WHAT IS REQUIRED: Locate the lines of the listing below that hold "address", then copy each of them.

— BEGIN DATA FOR THIS EXERCISE —

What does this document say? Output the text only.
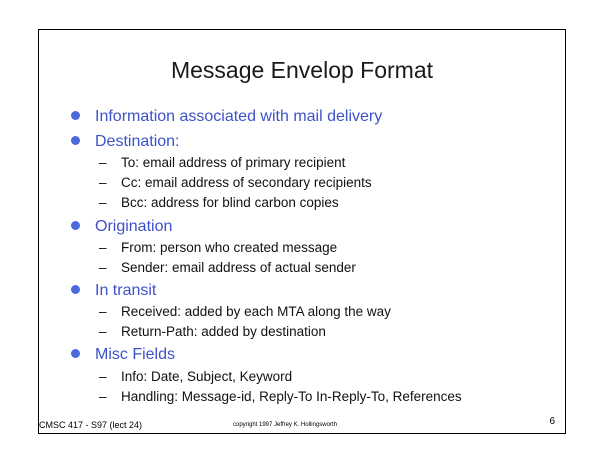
Message Envelop Format
Information associated with mail delivery
Destination:
– To: email address of primary recipient
– Cc: email address of secondary recipients
– Bcc: address for blind carbon copies
Origination
– From: person who created message
– Sender: email address of actual sender
In transit
– Received: added by each MTA along the way
– Return-Path: added by destination
Misc Fields
– Info: Date, Subject, Keyword
– Handling: Message-id, Reply-To In-Reply-To, References
CMSC 417 - S97 (lect 24)	copyright 1997 Jeffrey K. Hollingsworth	6
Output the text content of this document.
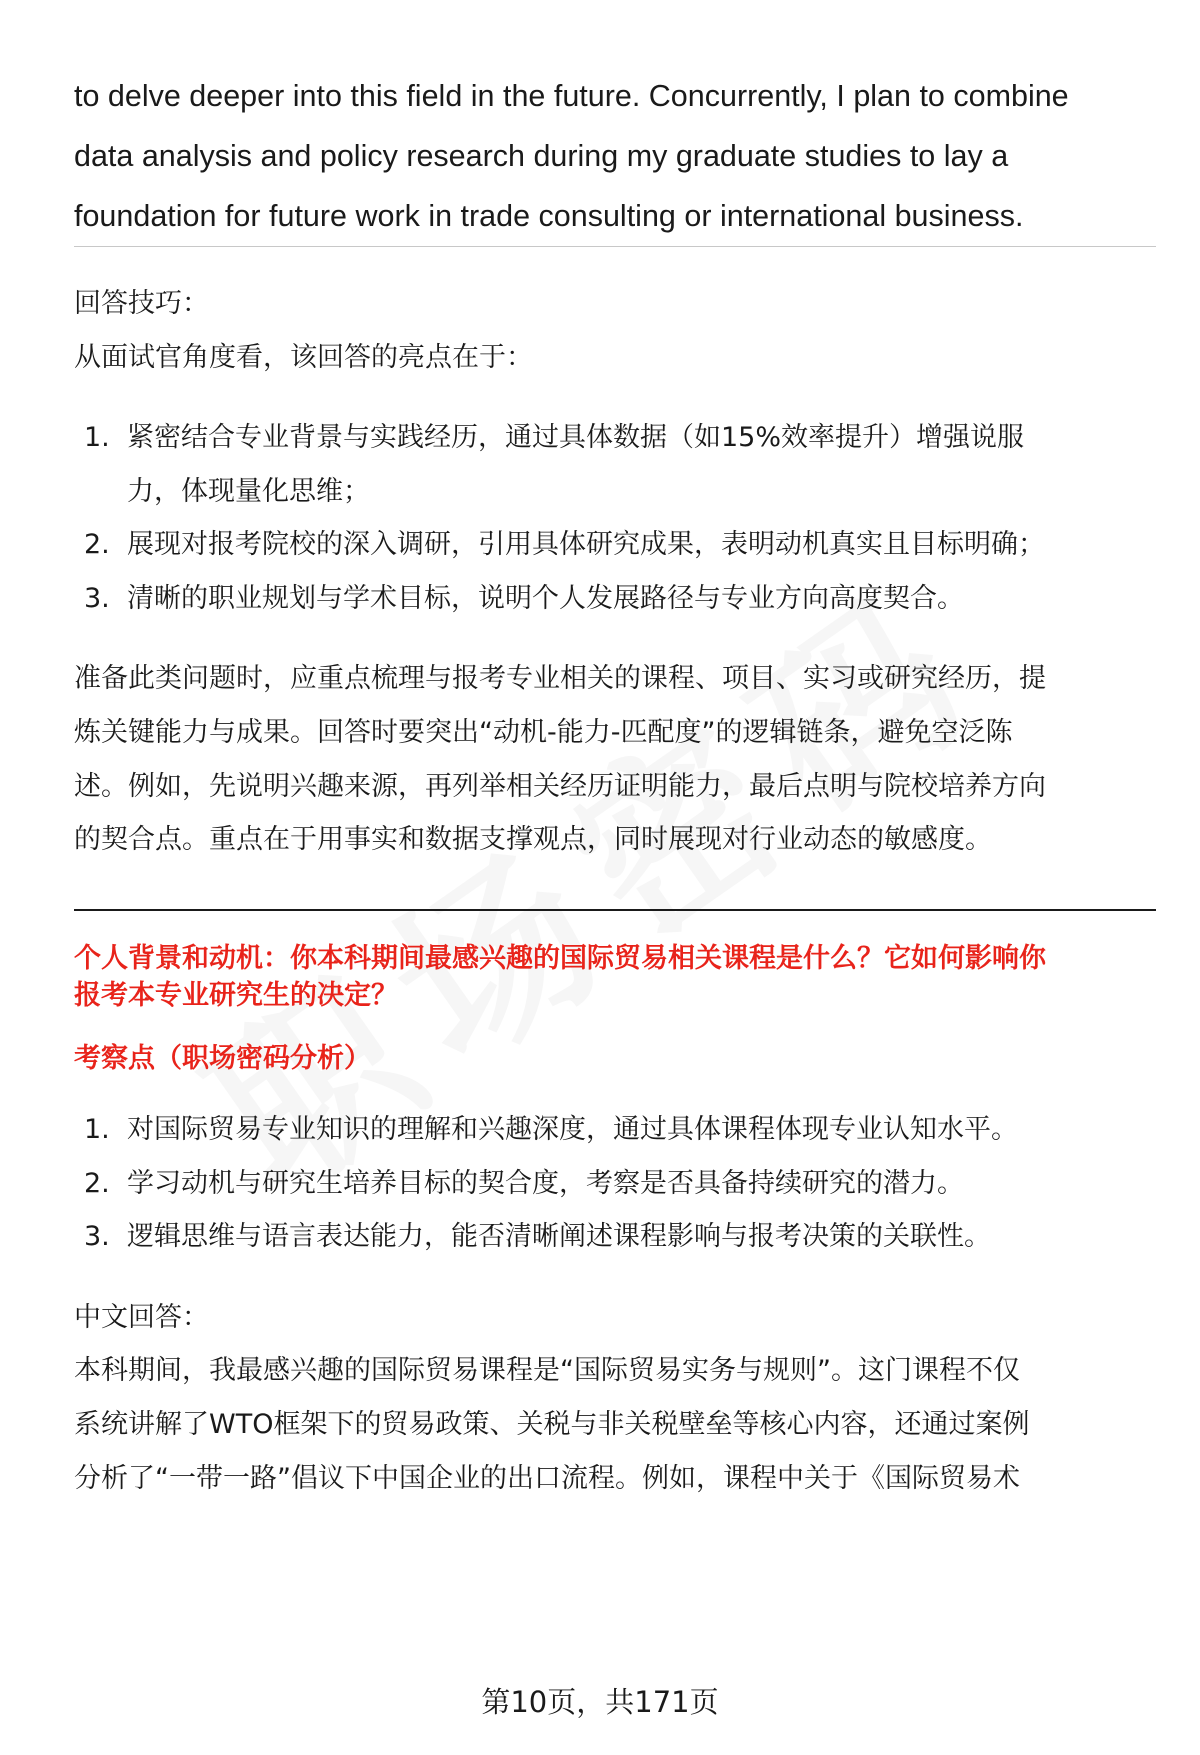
to delve deeper into this field in the future. Concurrently, I plan to combine
data analysis and policy research during my graduate studies to lay a
foundation for future work in trade consulting or international business.

回答技巧：
从面试官角度看，该回答的亮点在于：
1. 紧密结合专业背景与实践经历，通过具体数据（如15%效率提升）增强说服
力，体现量化思维；
2. 展现对报考院校的深入调研，引用具体研究成果，表明动机真实且目标明确；
3. 清晰的职业规划与学术目标，说明个人发展路径与专业方向高度契合。
准备此类问题时，应重点梳理与报考专业相关的课程、项目、实习或研究经历，提
炼关键能力与成果。回答时要突出“动机-能力-匹配度”的逻辑链条，避免空泛陈
述。例如，先说明兴趣来源，再列举相关经历证明能力，最后点明与院校培养方向
的契合点。重点在于用事实和数据支撑观点，同时展现对行业动态的敏感度。
个人背景和动机：你本科期间最感兴趣的国际贸易相关课程是什么？它如何影响你
报考本专业研究生的决定？
考察点（职场密码分析）
1. 对国际贸易专业知识的理解和兴趣深度，通过具体课程体现专业认知水平。
2. 学习动机与研究生培养目标的契合度，考察是否具备持续研究的潜力。
3. 逻辑思维与语言表达能力，能否清晰阐述课程影响与报考决策的关联性。
中文回答：
本科期间，我最感兴趣的国际贸易课程是“国际贸易实务与规则”。这门课程不仅
系统讲解了WTO框架下的贸易政策、关税与非关税壁垒等核心内容，还通过案例
分析了“一带一路”倡议下中国企业的出口流程。例如，课程中关于《国际贸易术
第10页，共171页
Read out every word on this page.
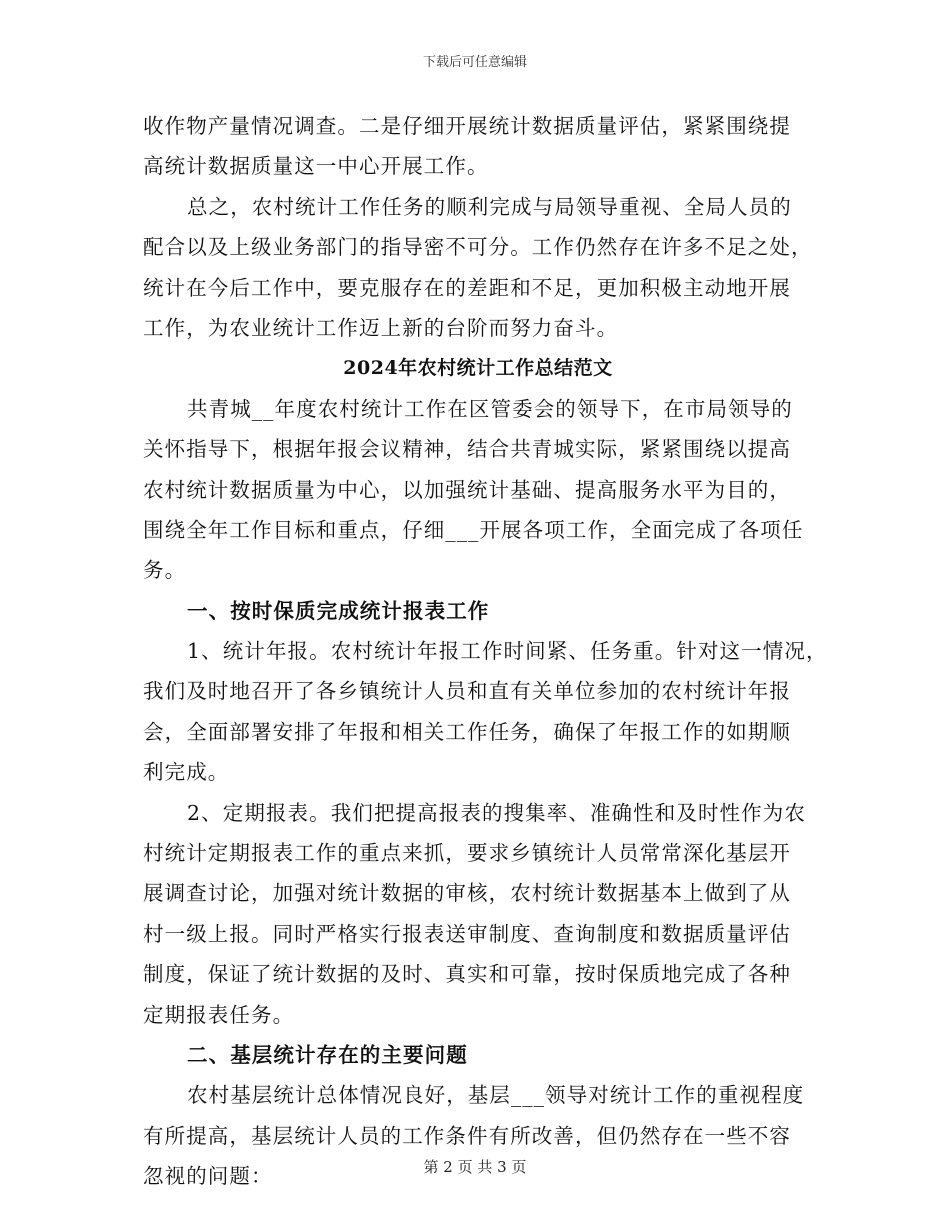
下载后可任意编辑
收作物产量情况调查。二是仔细开展统计数据质量评估，紧紧围绕提
高统计数据质量这一中心开展工作。
总之，农村统计工作任务的顺利完成与局领导重视、全局人员的
配合以及上级业务部门的指导密不可分。工作仍然存在许多不足之处，
统计在今后工作中，要克服存在的差距和不足，更加积极主动地开展
工作，为农业统计工作迈上新的台阶而努力奋斗。
2024年农村统计工作总结范文
共青城__年度农村统计工作在区管委会的领导下，在市局领导的
关怀指导下，根据年报会议精神，结合共青城实际，紧紧围绕以提高
农村统计数据质量为中心，以加强统计基础、提高服务水平为目的，
围绕全年工作目标和重点，仔细___开展各项工作，全面完成了各项任
务。
一、按时保质完成统计报表工作
1、统计年报。农村统计年报工作时间紧、任务重。针对这一情况，
我们及时地召开了各乡镇统计人员和直有关单位参加的农村统计年报
会，全面部署安排了年报和相关工作任务，确保了年报工作的如期顺
利完成。
2、定期报表。我们把提高报表的搜集率、准确性和及时性作为农
村统计定期报表工作的重点来抓，要求乡镇统计人员常常深化基层开
展调查讨论，加强对统计数据的审核，农村统计数据基本上做到了从
村一级上报。同时严格实行报表送审制度、查询制度和数据质量评估
制度，保证了统计数据的及时、真实和可靠，按时保质地完成了各种
定期报表任务。
二、基层统计存在的主要问题
农村基层统计总体情况良好，基层___领导对统计工作的重视程度
有所提高，基层统计人员的工作条件有所改善，但仍然存在一些不容
忽视的问题：	第 2 页 共 3 页
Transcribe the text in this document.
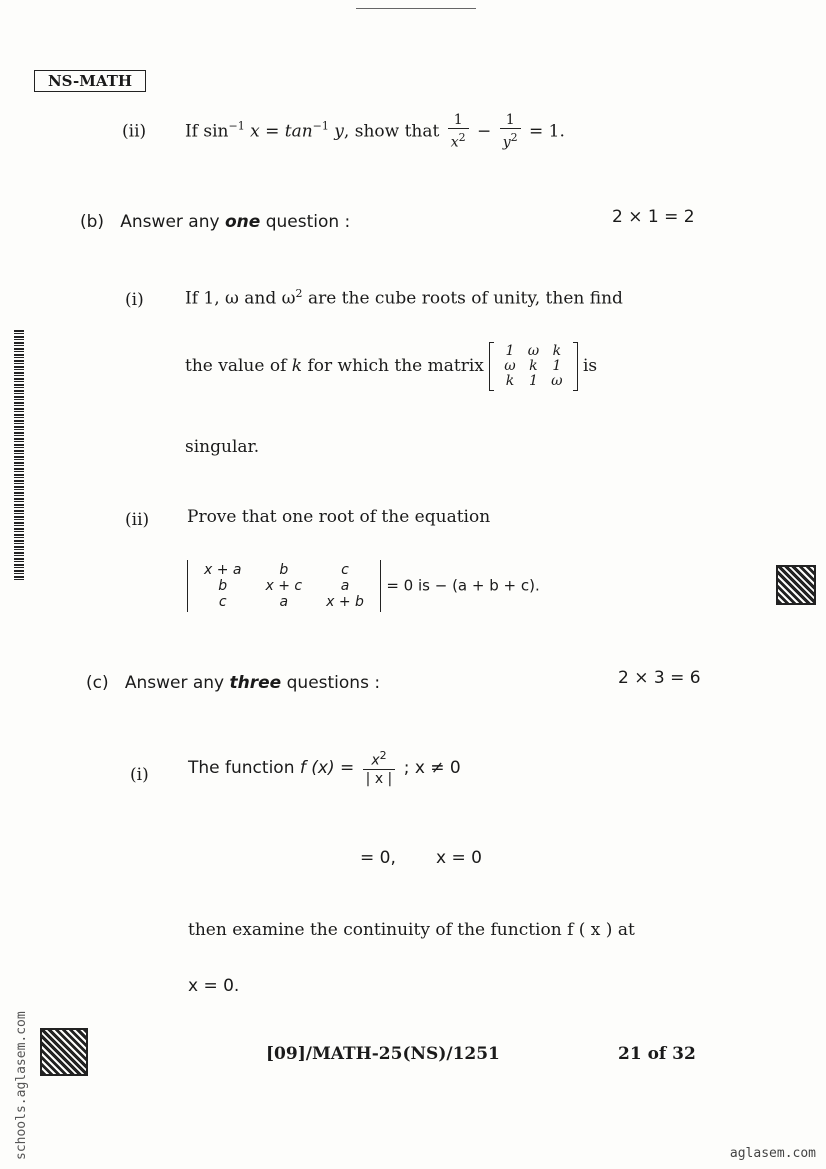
NS-MATH
(ii) If $\sin^{-1} x = \tan^{-1} y$, show that $\frac{1}{x^2} - \frac{1}{y^2} = 1$.
(b) Answer any one question :	2 × 1 = 2
(i) If 1, ω and $\omega^2$ are the cube roots of unity, then find
the value of k for which the matrix
1	ω	k
ω	k	1
k	1	ω
is
singular.
(ii) Prove that one root of the equation
x + a	b	c
b	x + c	a
c	a	x + b
= 0 is − (a + b + c).
(c) Answer any three questions :	2 × 3 = 6
(i) The function f $(x) = \frac{x^2}{| x |}$ ; x ≠ 0
= 0, x = 0
then examine the continuity of the function f ( x ) at
x = 0.
[09]/MATH-25(NS)/1251	21 of 32
schools.aglasem.com	aglasem.com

— END DATA FOR THIS EXERCISE —

SOLUTION BELOW:
– To: email address of primary recipient
– Cc: email address of secondary recipients
– Bcc: address for blind carbon copies
– Sender: email address of actual sender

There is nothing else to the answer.